-- Work required --
All the data must come back unchanged, except that pictures are left out.
+++
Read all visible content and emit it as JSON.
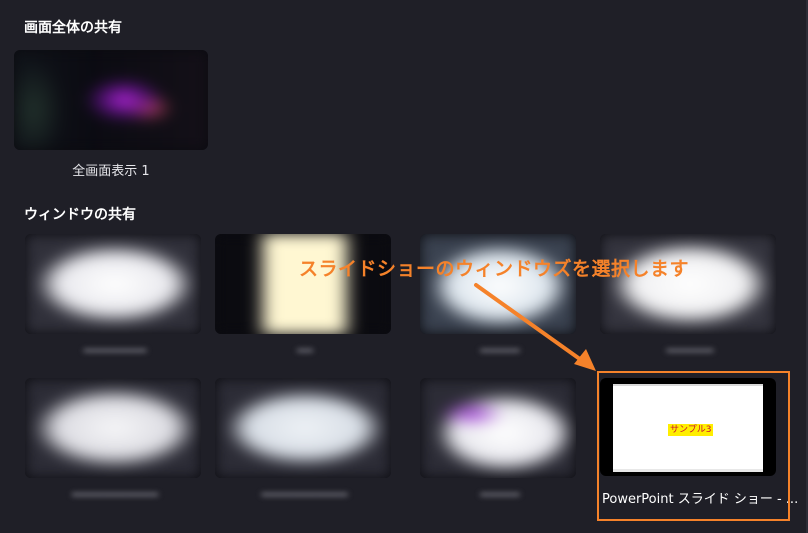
{
  "sections": {
    "full_screen": {
      "title": "画面全体の共有",
      "items": [
        {
          "caption": "全画面表示 1"
        }
      ]
    },
    "windows": {
      "title": "ウィンドウの共有",
      "selected_item": {
        "caption": "PowerPoint スライド ショー - ...",
        "slide_text": "サンプル3"
      }
    }
  },
  "annotation": {
    "text": "スライドショーのウィンドウズを選択します"
  },
  "colors": {
    "background": "#1f1f27",
    "accent": "#f5822a",
    "slide_label_bg": "#ffee00",
    "slide_label_text": "#c8102e"
  }
}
+++
-- Result below --
Read all visible content and emit it as JSON.
{
  "sections": {
    "full_screen": {
      "title": "画面全体の共有",
      "items": [
        {
          "caption": "全画面表示 1"
        }
      ]
    },
    "windows": {
      "title": "ウィンドウの共有",
      "selected_item": {
        "caption": "PowerPoint スライド ショー - ...",
        "slide_text": "サンプル3"
      }
    }
  },
  "annotation": {
    "text": "スライドショーのウィンドウズを選択します"
  },
  "colors": {
    "background": "#1f1f27",
    "accent": "#f5822a",
    "slide_label_bg": "#ffee00",
    "slide_label_text": "#c8102e"
  }
}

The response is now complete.